What this task involves. Reproduce the data below word for word, keeping every line in its original order.

A block of data:
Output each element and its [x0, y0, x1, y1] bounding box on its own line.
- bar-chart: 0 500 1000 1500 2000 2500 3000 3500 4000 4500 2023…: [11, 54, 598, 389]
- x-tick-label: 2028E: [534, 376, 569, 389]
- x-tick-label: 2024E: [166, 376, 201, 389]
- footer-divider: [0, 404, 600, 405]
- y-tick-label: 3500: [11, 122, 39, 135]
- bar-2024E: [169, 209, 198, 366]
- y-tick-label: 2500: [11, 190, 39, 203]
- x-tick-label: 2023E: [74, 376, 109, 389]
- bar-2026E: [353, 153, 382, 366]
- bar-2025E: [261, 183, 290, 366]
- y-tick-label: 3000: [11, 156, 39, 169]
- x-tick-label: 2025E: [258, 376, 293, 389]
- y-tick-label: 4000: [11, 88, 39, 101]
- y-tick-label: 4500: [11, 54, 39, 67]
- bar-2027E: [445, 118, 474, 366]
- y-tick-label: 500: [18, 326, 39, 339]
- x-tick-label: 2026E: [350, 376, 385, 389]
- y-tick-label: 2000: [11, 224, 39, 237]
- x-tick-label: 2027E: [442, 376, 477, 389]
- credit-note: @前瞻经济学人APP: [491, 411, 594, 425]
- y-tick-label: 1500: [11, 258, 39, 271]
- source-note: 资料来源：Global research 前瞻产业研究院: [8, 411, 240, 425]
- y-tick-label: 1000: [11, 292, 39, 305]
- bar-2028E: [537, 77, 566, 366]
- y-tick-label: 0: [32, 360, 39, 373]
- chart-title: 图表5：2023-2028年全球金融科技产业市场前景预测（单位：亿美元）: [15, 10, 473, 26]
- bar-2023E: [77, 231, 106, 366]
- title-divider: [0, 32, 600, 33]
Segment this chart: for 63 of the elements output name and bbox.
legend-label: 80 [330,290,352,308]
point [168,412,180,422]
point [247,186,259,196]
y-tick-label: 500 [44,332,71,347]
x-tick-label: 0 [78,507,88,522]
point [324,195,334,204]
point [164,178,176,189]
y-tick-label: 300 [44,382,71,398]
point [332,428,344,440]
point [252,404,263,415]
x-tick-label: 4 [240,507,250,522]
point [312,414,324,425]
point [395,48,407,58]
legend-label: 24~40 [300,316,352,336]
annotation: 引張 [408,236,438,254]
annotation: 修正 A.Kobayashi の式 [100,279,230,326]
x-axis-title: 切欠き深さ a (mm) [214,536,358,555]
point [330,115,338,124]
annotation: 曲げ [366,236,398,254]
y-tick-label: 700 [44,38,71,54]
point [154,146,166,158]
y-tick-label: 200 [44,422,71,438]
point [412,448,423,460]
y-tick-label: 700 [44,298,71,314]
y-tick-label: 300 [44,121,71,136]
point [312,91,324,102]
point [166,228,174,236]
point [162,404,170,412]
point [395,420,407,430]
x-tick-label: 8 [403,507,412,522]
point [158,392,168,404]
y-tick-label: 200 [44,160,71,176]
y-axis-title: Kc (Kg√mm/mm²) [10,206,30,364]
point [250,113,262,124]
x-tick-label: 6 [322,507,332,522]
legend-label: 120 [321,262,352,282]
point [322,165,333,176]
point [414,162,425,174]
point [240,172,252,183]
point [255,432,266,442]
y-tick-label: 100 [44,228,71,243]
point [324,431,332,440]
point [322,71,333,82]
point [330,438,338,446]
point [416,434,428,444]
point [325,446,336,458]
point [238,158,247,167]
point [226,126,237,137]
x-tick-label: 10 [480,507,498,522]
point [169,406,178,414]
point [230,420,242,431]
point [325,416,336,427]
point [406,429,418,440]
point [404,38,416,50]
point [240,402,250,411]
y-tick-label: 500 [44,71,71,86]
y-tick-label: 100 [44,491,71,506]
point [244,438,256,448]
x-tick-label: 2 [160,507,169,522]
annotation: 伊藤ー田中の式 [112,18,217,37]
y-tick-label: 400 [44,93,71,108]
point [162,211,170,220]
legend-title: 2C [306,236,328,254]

Correct result.
Output each element and its [x0, y0, x1, y1] bounding box on its own line.
- bar-chart: 0 500 1000 1500 2000 2500 3000 3500 4000 4500 2023…: [11, 54, 598, 389]
- x-tick-label: 2028E: [534, 376, 569, 389]
- x-tick-label: 2024E: [166, 376, 201, 389]
- footer-divider: [0, 404, 600, 405]
- y-tick-label: 3500: [11, 122, 39, 135]
- bar-2024E: [169, 209, 198, 366]
- y-tick-label: 2500: [11, 190, 39, 203]
- x-tick-label: 2023E: [74, 376, 109, 389]
- bar-2026E: [353, 153, 382, 366]
- bar-2025E: [261, 183, 290, 366]
- y-tick-label: 3000: [11, 156, 39, 169]
- x-tick-label: 2025E: [258, 376, 293, 389]
- y-tick-label: 4000: [11, 88, 39, 101]
- y-tick-label: 4500: [11, 54, 39, 67]
- bar-2027E: [445, 118, 474, 366]
- y-tick-label: 500: [18, 326, 39, 339]
- x-tick-label: 2026E: [350, 376, 385, 389]
- y-tick-label: 2000: [11, 224, 39, 237]
- x-tick-label: 2027E: [442, 376, 477, 389]
- credit-note: @前瞻经济学人APP: [491, 411, 594, 425]
- y-tick-label: 1500: [11, 258, 39, 271]
- source-note: 资料来源：Global research 前瞻产业研究院: [8, 411, 240, 425]
- y-tick-label: 1000: [11, 292, 39, 305]
- bar-2028E: [537, 77, 566, 366]
- y-tick-label: 0: [32, 360, 39, 373]
- chart-title: 图表5：2023-2028年全球金融科技产业市场前景预测（单位：亿美元）: [15, 10, 473, 26]
- bar-2023E: [77, 231, 106, 366]
- title-divider: [0, 32, 600, 33]
Segment this chart: for 63 of the elements output name and bbox.
legend-label: 80 [330,290,352,308]
point [168,412,180,422]
point [247,186,259,196]
y-tick-label: 500 [44,332,71,347]
x-tick-label: 0 [78,507,88,522]
point [324,195,334,204]
point [164,178,176,189]
y-tick-label: 300 [44,382,71,398]
point [332,428,344,440]
point [252,404,263,415]
x-tick-label: 4 [240,507,250,522]
point [312,414,324,425]
point [395,48,407,58]
legend-label: 24~40 [300,316,352,336]
annotation: 引張 [408,236,438,254]
annotation: 修正 A.Kobayashi の式 [100,279,230,326]
x-axis-title: 切欠き深さ a (mm) [214,536,358,555]
point [330,115,338,124]
annotation: 曲げ [366,236,398,254]
y-tick-label: 700 [44,38,71,54]
point [154,146,166,158]
y-tick-label: 200 [44,422,71,438]
point [412,448,423,460]
y-tick-label: 700 [44,298,71,314]
y-tick-label: 300 [44,121,71,136]
point [312,91,324,102]
point [166,228,174,236]
point [162,404,170,412]
point [395,420,407,430]
x-tick-label: 8 [403,507,412,522]
point [158,392,168,404]
y-tick-label: 200 [44,160,71,176]
y-axis-title: Kc (Kg√mm/mm²) [10,206,30,364]
point [250,113,262,124]
x-tick-label: 6 [322,507,332,522]
legend-label: 120 [321,262,352,282]
point [322,165,333,176]
point [414,162,425,174]
point [240,172,252,183]
point [255,432,266,442]
y-tick-label: 100 [44,228,71,243]
point [324,431,332,440]
point [322,71,333,82]
point [330,438,338,446]
point [416,434,428,444]
point [325,446,336,458]
point [238,158,247,167]
point [226,126,237,137]
x-tick-label: 10 [480,507,498,522]
point [169,406,178,414]
point [230,420,242,431]
point [325,416,336,427]
point [406,429,418,440]
point [404,38,416,50]
point [240,402,250,411]
y-tick-label: 500 [44,71,71,86]
y-tick-label: 100 [44,491,71,506]
point [244,438,256,448]
x-tick-label: 2 [160,507,169,522]
annotation: 伊藤ー田中の式 [112,18,217,37]
y-tick-label: 400 [44,93,71,108]
point [162,211,170,220]
legend-title: 2C [306,236,328,254]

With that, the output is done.